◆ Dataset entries
....

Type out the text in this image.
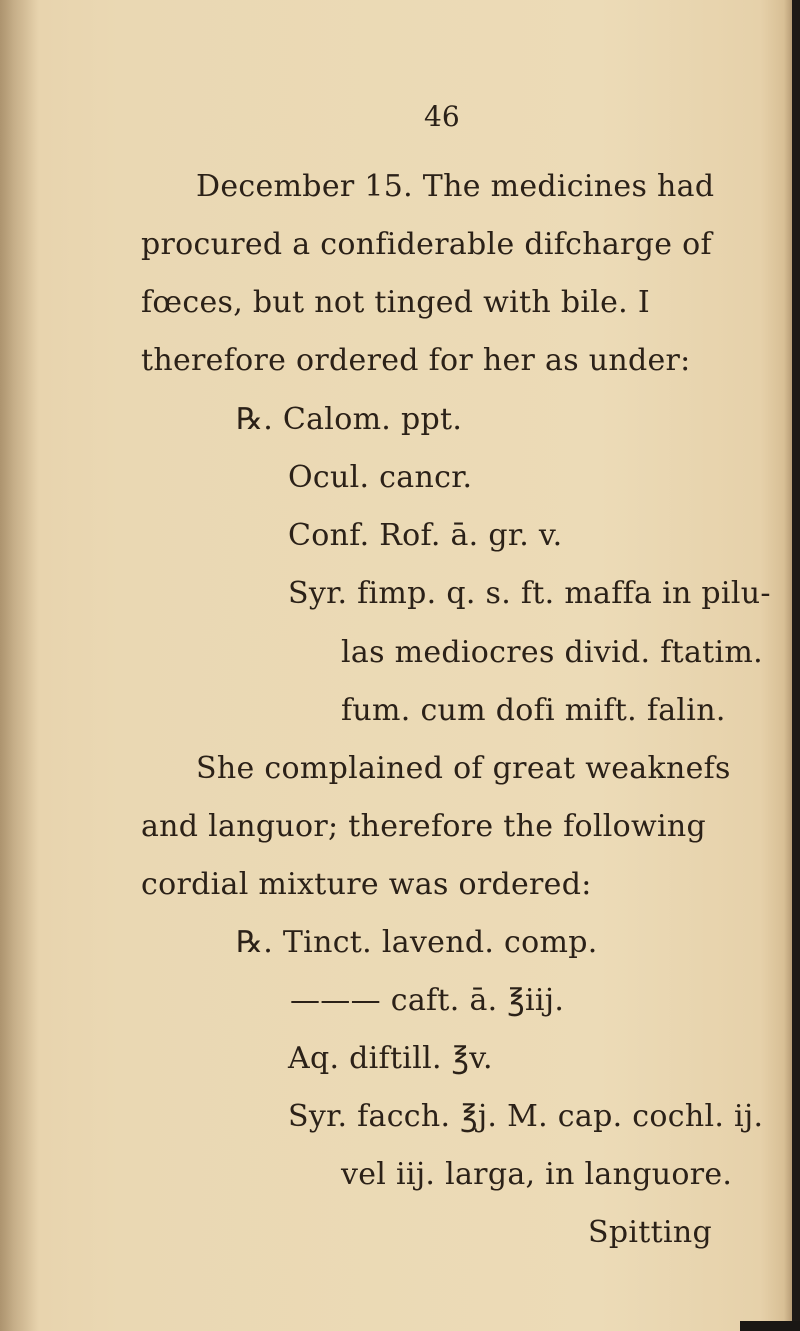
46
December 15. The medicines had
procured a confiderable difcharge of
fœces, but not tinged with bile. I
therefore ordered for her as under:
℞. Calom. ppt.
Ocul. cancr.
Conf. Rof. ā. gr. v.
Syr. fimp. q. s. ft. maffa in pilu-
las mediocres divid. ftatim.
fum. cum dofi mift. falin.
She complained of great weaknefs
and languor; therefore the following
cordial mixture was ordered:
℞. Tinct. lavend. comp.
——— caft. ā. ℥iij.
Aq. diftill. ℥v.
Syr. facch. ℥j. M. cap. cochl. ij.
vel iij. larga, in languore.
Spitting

....

◆ Work required
Extract the entries in full, exactly as they are, minus the pictures.

◆ Exercise output
Type out the text in this image.
46
December 15. The medicines had
procured a confiderable difcharge of
fœces, but not tinged with bile. I
therefore ordered for her as under:
℞. Calom. ppt.
Ocul. cancr.
Conf. Rof. ā. gr. v.
Syr. fimp. q. s. ft. maffa in pilu-
las mediocres divid. ftatim.
fum. cum dofi mift. falin.
She complained of great weaknefs
and languor; therefore the following
cordial mixture was ordered:
℞. Tinct. lavend. comp.
——— caft. ā. ℥iij.
Aq. diftill. ℥v.
Syr. facch. ℥j. M. cap. cochl. ij.
vel iij. larga, in languore.
Spitting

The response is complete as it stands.